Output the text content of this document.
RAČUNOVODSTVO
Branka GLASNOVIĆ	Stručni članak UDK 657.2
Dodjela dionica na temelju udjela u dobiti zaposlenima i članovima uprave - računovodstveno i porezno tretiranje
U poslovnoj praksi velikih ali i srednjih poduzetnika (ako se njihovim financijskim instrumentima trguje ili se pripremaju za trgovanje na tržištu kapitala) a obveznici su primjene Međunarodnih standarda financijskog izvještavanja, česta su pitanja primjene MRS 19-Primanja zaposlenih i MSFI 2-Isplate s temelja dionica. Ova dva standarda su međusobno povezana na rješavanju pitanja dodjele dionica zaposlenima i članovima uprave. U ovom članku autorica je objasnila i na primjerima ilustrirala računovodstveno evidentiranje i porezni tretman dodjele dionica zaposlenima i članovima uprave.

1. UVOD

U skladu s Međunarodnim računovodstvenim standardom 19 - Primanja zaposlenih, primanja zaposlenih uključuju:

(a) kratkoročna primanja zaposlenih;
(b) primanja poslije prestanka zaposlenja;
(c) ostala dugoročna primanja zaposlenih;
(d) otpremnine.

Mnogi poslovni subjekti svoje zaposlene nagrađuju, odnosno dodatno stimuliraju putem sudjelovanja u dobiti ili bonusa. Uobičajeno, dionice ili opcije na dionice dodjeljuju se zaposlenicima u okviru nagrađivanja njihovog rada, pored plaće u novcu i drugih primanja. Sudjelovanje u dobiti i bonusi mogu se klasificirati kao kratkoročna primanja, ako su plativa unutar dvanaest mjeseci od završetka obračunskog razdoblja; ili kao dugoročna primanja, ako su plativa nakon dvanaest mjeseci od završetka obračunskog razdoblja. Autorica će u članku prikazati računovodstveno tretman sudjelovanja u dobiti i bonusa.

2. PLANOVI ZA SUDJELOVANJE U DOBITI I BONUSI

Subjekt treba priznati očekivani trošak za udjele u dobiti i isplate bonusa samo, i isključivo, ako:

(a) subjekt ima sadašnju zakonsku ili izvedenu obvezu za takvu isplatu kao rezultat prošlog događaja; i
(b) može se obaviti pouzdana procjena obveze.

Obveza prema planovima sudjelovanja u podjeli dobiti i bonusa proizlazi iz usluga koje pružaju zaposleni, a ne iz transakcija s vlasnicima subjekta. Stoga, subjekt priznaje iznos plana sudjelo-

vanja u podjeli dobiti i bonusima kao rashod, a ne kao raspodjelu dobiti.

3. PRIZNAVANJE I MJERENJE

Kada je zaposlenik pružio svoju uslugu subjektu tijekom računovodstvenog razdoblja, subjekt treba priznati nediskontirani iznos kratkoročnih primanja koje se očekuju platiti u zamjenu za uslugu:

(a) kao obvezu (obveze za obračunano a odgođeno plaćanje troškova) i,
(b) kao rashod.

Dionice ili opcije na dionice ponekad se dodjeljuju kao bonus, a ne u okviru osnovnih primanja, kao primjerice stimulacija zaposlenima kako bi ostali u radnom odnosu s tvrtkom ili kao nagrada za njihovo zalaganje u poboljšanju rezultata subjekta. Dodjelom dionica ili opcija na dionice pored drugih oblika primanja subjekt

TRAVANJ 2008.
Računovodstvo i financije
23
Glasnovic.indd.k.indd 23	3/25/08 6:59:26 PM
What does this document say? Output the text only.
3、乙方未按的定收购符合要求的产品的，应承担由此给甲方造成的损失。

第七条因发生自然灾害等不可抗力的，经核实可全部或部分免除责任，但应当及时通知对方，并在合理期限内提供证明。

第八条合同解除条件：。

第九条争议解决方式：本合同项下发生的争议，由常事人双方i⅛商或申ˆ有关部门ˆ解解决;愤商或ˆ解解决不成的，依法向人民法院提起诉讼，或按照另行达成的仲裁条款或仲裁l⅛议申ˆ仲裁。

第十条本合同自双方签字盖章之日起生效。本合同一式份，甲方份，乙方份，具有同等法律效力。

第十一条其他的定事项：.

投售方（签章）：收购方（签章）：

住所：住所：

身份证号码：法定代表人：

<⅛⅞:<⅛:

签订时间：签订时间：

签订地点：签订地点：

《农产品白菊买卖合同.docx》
-------------------------
== EXERCISE DETAILS ==
Where a line holds "obvezu", copy that line.

== WRITTEN RESPONSE ==
(a) subjekt ima sadašnju zakonsku ili izvedenu obvezu za takvu isplatu kao rezultat prošlog događaja; i
(a) kao obvezu (obveze za obračunano a odgođeno plaćanje troškova) i,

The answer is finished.